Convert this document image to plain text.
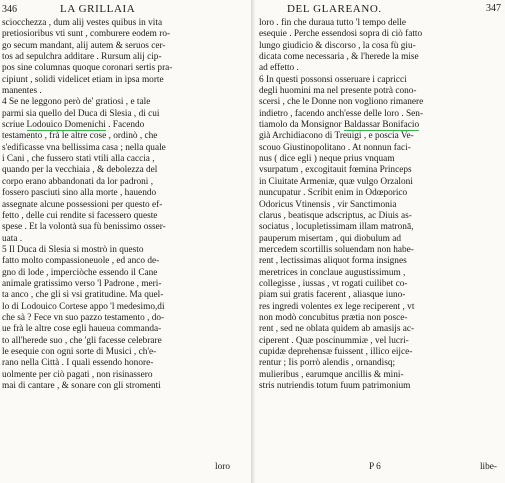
346	LA GRILLAIA
sciocchezza , dum alij vestes quibus in vita
pretiosioribus vti sunt , comburere eodem ro-
go secum mandant, alij autem & seruos cer-
tos ad sepulchra additare . Rursum alij cip-
pos sine columnas quoque coronari sertis pra-
cipiunt , solidi videlicet etiam in ipsa morte
manentes .
4 Se ne leggono però de' gratiosi , e tale
parmi sia quello del Duca di Slesia , di cui
scriue Lodouico Domenichi . Facendo
testamento , frà le altre cose , ordinò , che
s'edificasse vna bellissima casa ; nella quale
i Cani , che fussero stati vtili alla caccia ,
quando per la vecchiaia , & debolezza del
corpo erano abbandonati da lor padroni ,
fossero pasciuti sino alla morte , hauendo
assegnate alcune possessioni per questo ef-
fetto , delle cui rendite si facessero queste
spese . Et la volontà sua fù benissimo osser-
uata .
5 Il Duca di Slesia si mostrò in questo
fatto molto compassioneuole , ed anco de-
gno di lode , imperciòche essendo il Cane
animale gratissimo verso 'l Padrone , meri-
ta anco , che gli sì vsi gratitudine. Ma quel-
lo di Lodouico Cortese appo 'l medesimo,di
che sà ? Fece vn suo pazzo testamento , do-
ue frà le altre cose egli haueua commanda-
to all'herede suo , che 'gli facesse celebrare
le esequie con ogni sorte di Musici , ch'e-
rano nella Città . I quali essendo honore-
uolmente per ciò pagati , non risinassero
mai di cantare , & sonare con gli stromenti
loro
DEL GLAREANO.	347
loro . fin che duraua tutto 'l tempo delle
esequie . Perche essendosi sopra di ciò fatto
lungo giudicio & discorso , la cosa fù giu-
dicata come necessaria , & l'herede la mise
ad effetto .
6 In questi possonsi osseruare i capricci
degli huomini ma nel presente potrà cono-
scersi , che le Donne non vogliono rimanere
indietro , facendo anch'esse delle loro . Sen-
tiamolo da Monsignor Baldassar Bonifacio
già Archidiacono di Treuigi , e poscia Ve-
scouo Giustinopolitano . At nonnun faci-
nus ( dice egli ) neque prius vnquam
vsurpatum , excogitauit fœmina Princeps
in Ciuitate Armeniæ, quæ vulgo Orzaloni
nuncupatur . Scribit enim in Odœporico
Odoricus Vtinensis , vir Sanctimonia
clarus , beatisque adscriptus, ac Diuis as-
sociatus , locupletissimam illam matronā,
pauperum misertam , qui diobulum ad
mercedem scortillis soluendam non habe-
rent , lectissimas aliquot forma insignes
meretrices in conclaue augustissimum ,
collegisse , iussas , vt rogati cuilibet co-
piam sui gratis facerent , aliasque iuno-
res ingredi volentes ex lege reciperent , vt
non modò concubitus prætia non posce-
rent , sed ne oblata quidem ab amasijs ac-
ciperent . Quæ poscinummiæ , vel lucri-
cupidæ deprehensæ fuissent , illico eijce-
rentur ; Iis porrò alendis , ornandisq;
mulieribus , earumque ancillis & mini-
stris nutriendis totum fuum patrimonium
P 6	libe-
::::
SHORT PROBLEM: Scan the records above for the string "Duca", then report every line that contains it.

SOLUTION TO THIS PROBLEM:
parmi sia quello del Duca di Slesia , di cui
5 Il Duca di Slesia si mostrò in questo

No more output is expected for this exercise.